Do not copy the pictures; transcribe all other material exactly.

______________________________

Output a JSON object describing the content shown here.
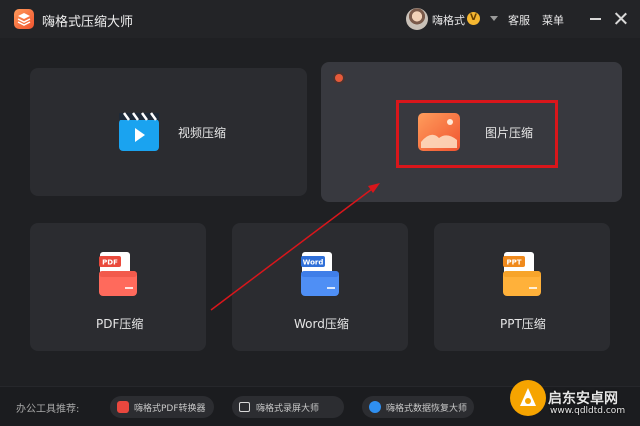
{
  "titlebar": {
    "app_title": "嗨格式压缩大师",
    "user_name": "嗨格式",
    "vip_badge": "V",
    "support_label": "客服",
    "menu_label": "菜单"
  },
  "cards": {
    "video": {
      "label": "视频压缩"
    },
    "image": {
      "label": "图片压缩"
    },
    "pdf": {
      "label": "PDF压缩",
      "file_tag": "PDF"
    },
    "word": {
      "label": "Word压缩",
      "file_tag": "Word"
    },
    "ppt": {
      "label": "PPT压缩",
      "file_tag": "PPT"
    }
  },
  "footer": {
    "label": "办公工具推荐:",
    "tools": [
      {
        "name": "嗨格式PDF转换器",
        "icon": "pdf-converter-icon",
        "color": "#e8473e"
      },
      {
        "name": "嗨格式录屏大师",
        "icon": "screen-recorder-icon",
        "color": "#d8d8d8"
      },
      {
        "name": "嗨格式数据恢复大师",
        "icon": "data-recovery-icon",
        "color": "#2f8ff0"
      }
    ]
  },
  "watermark": {
    "name": "启东安卓网",
    "url": "www.qdldtd.com"
  },
  "colors": {
    "background": "#1f2023",
    "card": "#2b2c30",
    "card_active": "#38393f",
    "highlight": "#d9161b",
    "accent_orange": "#f0532f"
  }
}
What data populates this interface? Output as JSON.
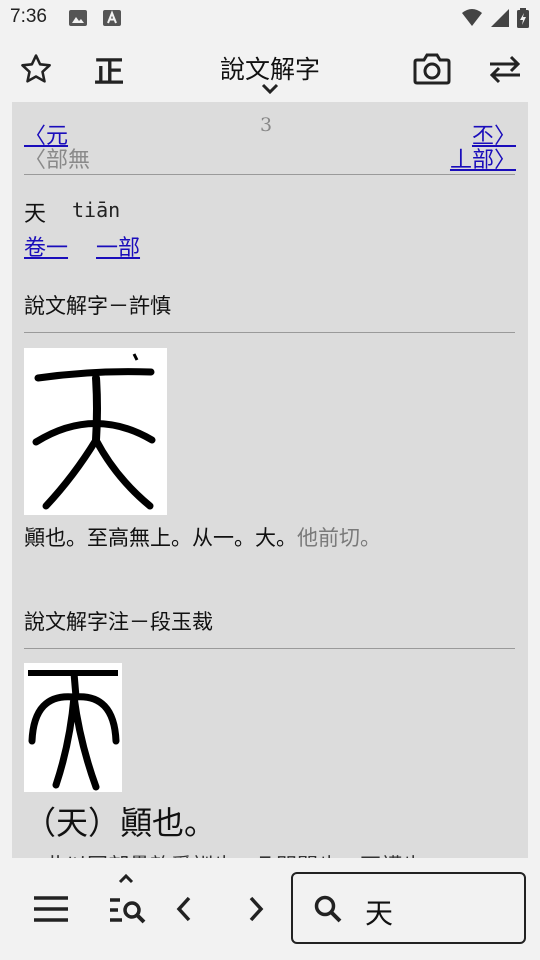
{
  "status": {
    "time": "7:36"
  },
  "toolbar": {
    "title": "說文解字",
    "standard_label": "正"
  },
  "nav": {
    "prev_char": "〈元",
    "prev_radical": "〈部無",
    "page_number": "3",
    "next_char": "丕〉",
    "next_radical": "丄部〉"
  },
  "entry": {
    "character": "天",
    "pinyin": "tiān",
    "volume_link": "卷一",
    "radical_link": "一部"
  },
  "sections": [
    {
      "title": "說文解字－許慎",
      "definition_main": "顚也。至高無上。从一。大。",
      "definition_gray": "他前切。"
    },
    {
      "title": "說文解字注－段玉裁",
      "definition_big": "（天）顚也。",
      "definition_cut": "　此以同部疊韵爲訓也。凡門聞也。戸護也。"
    }
  ],
  "search": {
    "value": "天"
  },
  "colors": {
    "link": "#1a0dbb",
    "panel": "#dcdcdc",
    "bar": "#f2f2f2"
  }
}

______________________________

◆ Answer to the exercise:
Output a JSON object describing the content shown here.
{
  "titlebar": {
    "app_title": "嗨格式压缩大师",
    "user_name": "嗨格式",
    "vip_badge": "V",
    "support_label": "客服",
    "menu_label": "菜单"
  },
  "cards": {
    "video": {
      "label": "视频压缩"
    },
    "image": {
      "label": "图片压缩"
    },
    "pdf": {
      "label": "PDF压缩",
      "file_tag": "PDF"
    },
    "word": {
      "label": "Word压缩",
      "file_tag": "Word"
    },
    "ppt": {
      "label": "PPT压缩",
      "file_tag": "PPT"
    }
  },
  "footer": {
    "label": "办公工具推荐:",
    "tools": [
      {
        "name": "嗨格式PDF转换器",
        "icon": "pdf-converter-icon",
        "color": "#e8473e"
      },
      {
        "name": "嗨格式录屏大师",
        "icon": "screen-recorder-icon",
        "color": "#d8d8d8"
      },
      {
        "name": "嗨格式数据恢复大师",
        "icon": "data-recovery-icon",
        "color": "#2f8ff0"
      }
    ]
  },
  "watermark": {
    "name": "启东安卓网",
    "url": "www.qdldtd.com"
  },
  "colors": {
    "background": "#1f2023",
    "card": "#2b2c30",
    "card_active": "#38393f",
    "highlight": "#d9161b",
    "accent_orange": "#f0532f"
  }
}
What data populates this interface? Output as JSON.
{
  "status": {
    "time": "7:36"
  },
  "toolbar": {
    "title": "說文解字",
    "standard_label": "正"
  },
  "nav": {
    "prev_char": "〈元",
    "prev_radical": "〈部無",
    "page_number": "3",
    "next_char": "丕〉",
    "next_radical": "丄部〉"
  },
  "entry": {
    "character": "天",
    "pinyin": "tiān",
    "volume_link": "卷一",
    "radical_link": "一部"
  },
  "sections": [
    {
      "title": "說文解字－許慎",
      "definition_main": "顚也。至高無上。从一。大。",
      "definition_gray": "他前切。"
    },
    {
      "title": "說文解字注－段玉裁",
      "definition_big": "（天）顚也。",
      "definition_cut": "　此以同部疊韵爲訓也。凡門聞也。戸護也。"
    }
  ],
  "search": {
    "value": "天"
  },
  "colors": {
    "link": "#1a0dbb",
    "panel": "#dcdcdc",
    "bar": "#f2f2f2"
  }
}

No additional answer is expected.